Please transcribe the data below exactly. Leave the pictures out.

(Stored data)
++++++

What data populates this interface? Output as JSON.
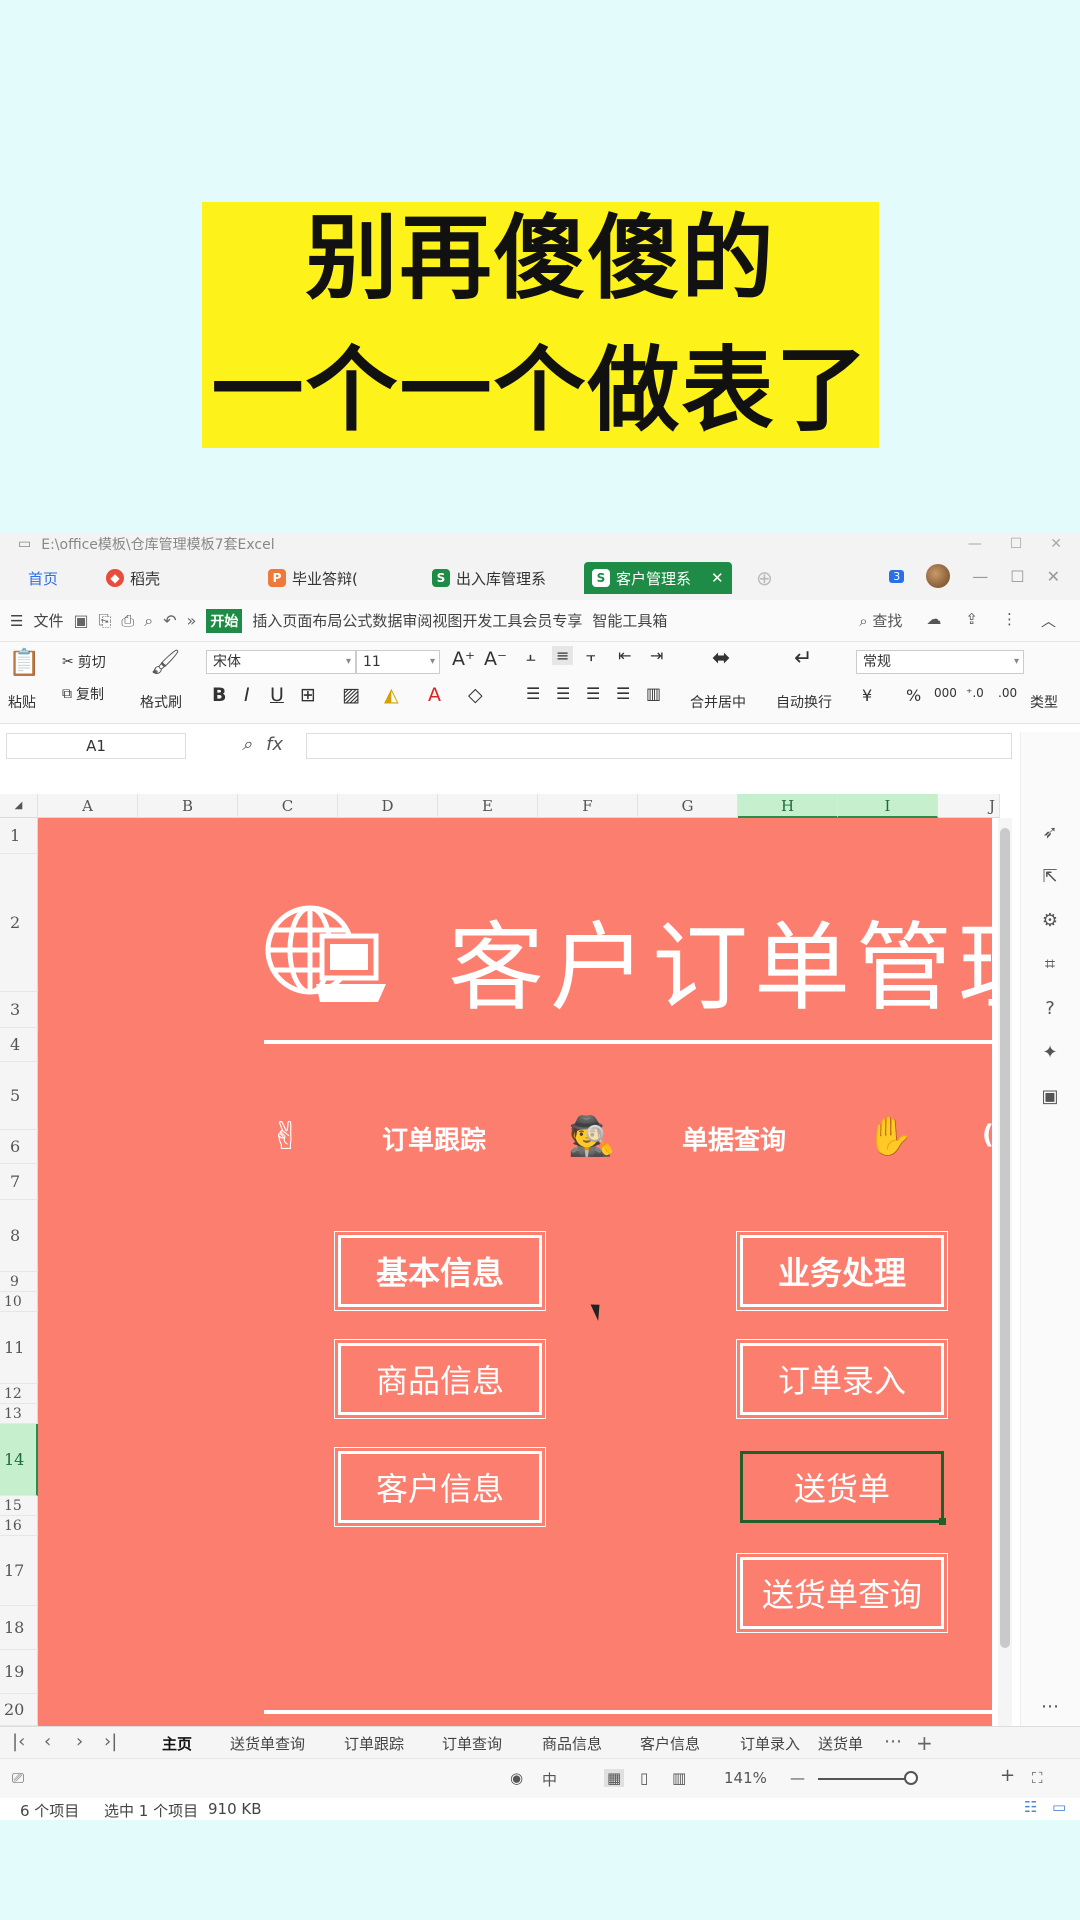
{
  "banner": {
    "line1": "别再傻傻的",
    "line2": "一个一个做表了"
  },
  "window": {
    "path": "E:\\office模板\\仓库管理模板7套Excel"
  },
  "tabs": [
    {
      "label": "首页"
    },
    {
      "label": "稻壳"
    },
    {
      "label": "毕业答辩("
    },
    {
      "label": "出入库管理系"
    },
    {
      "label": "客户管理系"
    }
  ],
  "menubar": {
    "file": "文件",
    "start": "开始",
    "items": "插入页面布局公式数据审阅视图开发工具会员专享",
    "smart": "智能工具箱",
    "search": "查找"
  },
  "ribbon": {
    "paste": "粘贴",
    "cut": "剪切",
    "copy": "复制",
    "format_painter": "格式刷",
    "font": "宋体",
    "size": "11",
    "merge": "合并居中",
    "wrap": "自动换行",
    "number_format": "常规",
    "type_conv": "类型"
  },
  "formula": {
    "cell_ref": "A1",
    "fx": "fx"
  },
  "columns": [
    "A",
    "B",
    "C",
    "D",
    "E",
    "F",
    "G",
    "H",
    "I",
    "J"
  ],
  "rows": [
    "1",
    "2",
    "3",
    "4",
    "5",
    "6",
    "7",
    "8",
    "9",
    "10",
    "11",
    "12",
    "13",
    "14",
    "15",
    "16",
    "17",
    "18",
    "19",
    "20"
  ],
  "dashboard": {
    "title": "客户订单管理",
    "nav": [
      "订单跟踪",
      "单据查询"
    ],
    "left": [
      "基本信息",
      "商品信息",
      "客户信息"
    ],
    "right": [
      "业务处理",
      "订单录入",
      "送货单",
      "送货单查询"
    ]
  },
  "sheet_tabs": [
    "主页",
    "送货单查询",
    "订单跟踪",
    "订单查询",
    "商品信息",
    "客户信息",
    "订单录入",
    "送货单"
  ],
  "status": {
    "zoom": "141%"
  },
  "explorer": {
    "count": "6 个项目",
    "selected": "选中 1 个项目",
    "size": "910 KB"
  },
  "colors": {
    "background": "#e3fbfa",
    "banner": "#fdf21a",
    "sheet_fill": "#fc7e6e",
    "accent": "#1e8c46"
  }
}
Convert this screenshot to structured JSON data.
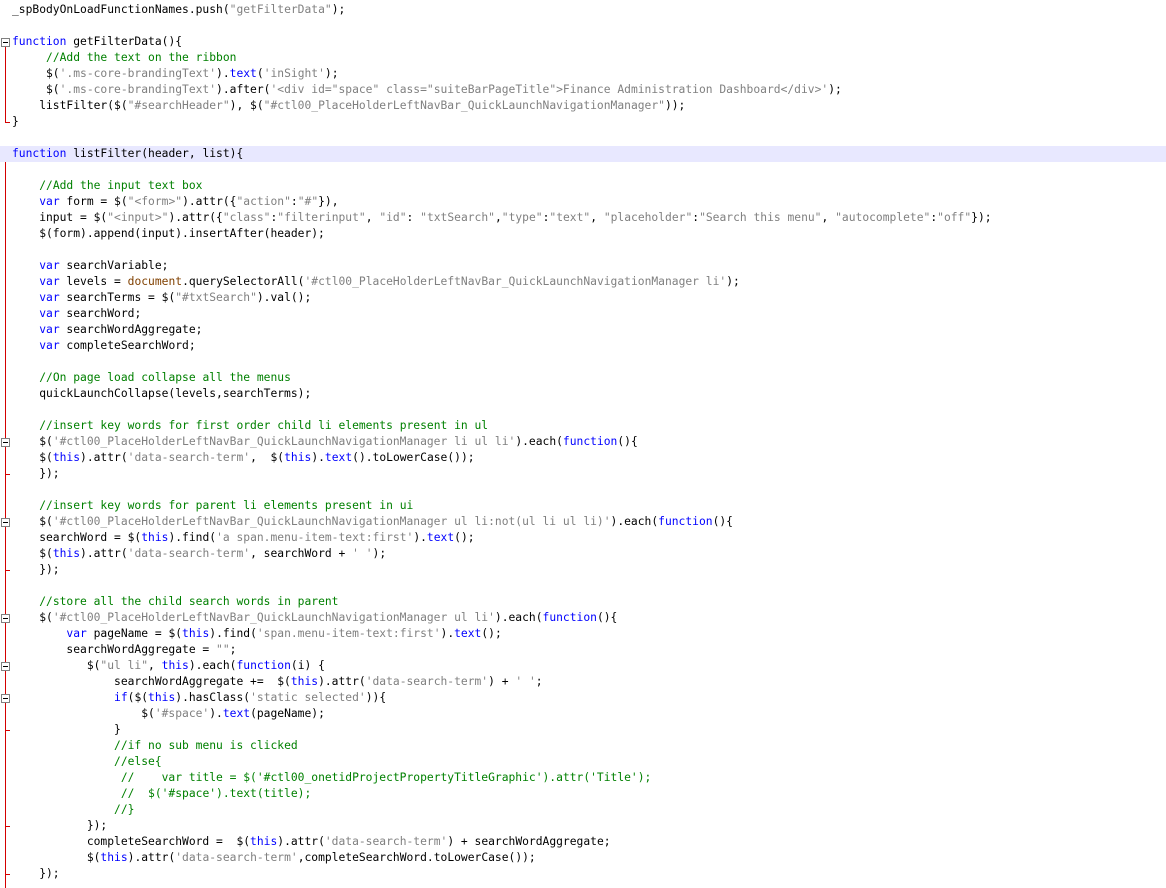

++++++

Output of the task:
What data populates this interface? Output as JSON.
{
  "banner": {
    "line1": "别再傻傻的",
    "line2": "一个一个做表了"
  },
  "window": {
    "path": "E:\\office模板\\仓库管理模板7套Excel"
  },
  "tabs": [
    {
      "label": "首页"
    },
    {
      "label": "稻壳"
    },
    {
      "label": "毕业答辩("
    },
    {
      "label": "出入库管理系"
    },
    {
      "label": "客户管理系"
    }
  ],
  "menubar": {
    "file": "文件",
    "start": "开始",
    "items": "插入页面布局公式数据审阅视图开发工具会员专享",
    "smart": "智能工具箱",
    "search": "查找"
  },
  "ribbon": {
    "paste": "粘贴",
    "cut": "剪切",
    "copy": "复制",
    "format_painter": "格式刷",
    "font": "宋体",
    "size": "11",
    "merge": "合并居中",
    "wrap": "自动换行",
    "number_format": "常规",
    "type_conv": "类型"
  },
  "formula": {
    "cell_ref": "A1",
    "fx": "fx"
  },
  "columns": [
    "A",
    "B",
    "C",
    "D",
    "E",
    "F",
    "G",
    "H",
    "I",
    "J"
  ],
  "rows": [
    "1",
    "2",
    "3",
    "4",
    "5",
    "6",
    "7",
    "8",
    "9",
    "10",
    "11",
    "12",
    "13",
    "14",
    "15",
    "16",
    "17",
    "18",
    "19",
    "20"
  ],
  "dashboard": {
    "title": "客户订单管理",
    "nav": [
      "订单跟踪",
      "单据查询"
    ],
    "left": [
      "基本信息",
      "商品信息",
      "客户信息"
    ],
    "right": [
      "业务处理",
      "订单录入",
      "送货单",
      "送货单查询"
    ]
  },
  "sheet_tabs": [
    "主页",
    "送货单查询",
    "订单跟踪",
    "订单查询",
    "商品信息",
    "客户信息",
    "订单录入",
    "送货单"
  ],
  "status": {
    "zoom": "141%"
  },
  "explorer": {
    "count": "6 个项目",
    "selected": "选中 1 个项目",
    "size": "910 KB"
  },
  "colors": {
    "background": "#e3fbfa",
    "banner": "#fdf21a",
    "sheet_fill": "#fc7e6e",
    "accent": "#1e8c46"
  }
}
Convert this screenshot to structured JSON data.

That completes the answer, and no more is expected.